**TO DO:**
Copy out every line in which the string "icon" occurs.

--- begin DATA PROVIDED ---

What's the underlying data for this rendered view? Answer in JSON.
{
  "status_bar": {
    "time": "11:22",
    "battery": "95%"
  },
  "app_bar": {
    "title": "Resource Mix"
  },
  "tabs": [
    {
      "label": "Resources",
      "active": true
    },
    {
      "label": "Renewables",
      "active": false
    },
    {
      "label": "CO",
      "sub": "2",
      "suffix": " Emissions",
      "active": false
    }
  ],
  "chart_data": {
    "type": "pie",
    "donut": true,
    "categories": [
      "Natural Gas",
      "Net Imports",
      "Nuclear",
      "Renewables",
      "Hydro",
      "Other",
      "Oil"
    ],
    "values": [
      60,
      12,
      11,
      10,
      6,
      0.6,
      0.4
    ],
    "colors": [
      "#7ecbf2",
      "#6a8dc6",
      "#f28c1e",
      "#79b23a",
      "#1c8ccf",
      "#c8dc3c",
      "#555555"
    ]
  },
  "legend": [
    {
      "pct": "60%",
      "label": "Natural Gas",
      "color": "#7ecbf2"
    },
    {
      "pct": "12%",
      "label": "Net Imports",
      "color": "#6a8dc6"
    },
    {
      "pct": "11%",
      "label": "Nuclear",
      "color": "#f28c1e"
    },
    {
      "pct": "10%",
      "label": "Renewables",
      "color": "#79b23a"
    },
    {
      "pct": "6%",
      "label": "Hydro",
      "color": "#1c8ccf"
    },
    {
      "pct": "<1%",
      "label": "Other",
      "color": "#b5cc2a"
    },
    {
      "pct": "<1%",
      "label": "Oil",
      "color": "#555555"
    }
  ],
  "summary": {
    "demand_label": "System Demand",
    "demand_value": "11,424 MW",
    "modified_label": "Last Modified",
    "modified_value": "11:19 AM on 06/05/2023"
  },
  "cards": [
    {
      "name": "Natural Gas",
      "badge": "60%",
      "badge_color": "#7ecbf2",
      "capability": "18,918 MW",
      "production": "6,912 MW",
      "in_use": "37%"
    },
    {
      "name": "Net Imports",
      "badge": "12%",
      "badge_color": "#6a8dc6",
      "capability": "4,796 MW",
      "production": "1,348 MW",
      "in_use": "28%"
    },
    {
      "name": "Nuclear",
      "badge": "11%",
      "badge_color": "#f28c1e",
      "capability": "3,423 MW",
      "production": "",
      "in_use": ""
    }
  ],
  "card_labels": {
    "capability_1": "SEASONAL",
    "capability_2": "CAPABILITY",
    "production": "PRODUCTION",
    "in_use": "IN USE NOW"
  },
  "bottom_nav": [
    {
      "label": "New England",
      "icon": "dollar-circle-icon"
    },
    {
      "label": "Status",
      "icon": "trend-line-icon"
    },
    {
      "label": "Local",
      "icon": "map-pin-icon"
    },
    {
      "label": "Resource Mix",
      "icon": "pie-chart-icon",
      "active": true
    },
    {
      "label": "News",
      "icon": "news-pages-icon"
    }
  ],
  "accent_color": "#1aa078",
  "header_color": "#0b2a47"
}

--- end DATA PROVIDED ---

**THE COMPLETED TASK:**
      "icon": "dollar-circle-icon"
      "icon": "trend-line-icon"
      "icon": "map-pin-icon"
      "icon": "pie-chart-icon",
      "icon": "news-pages-icon"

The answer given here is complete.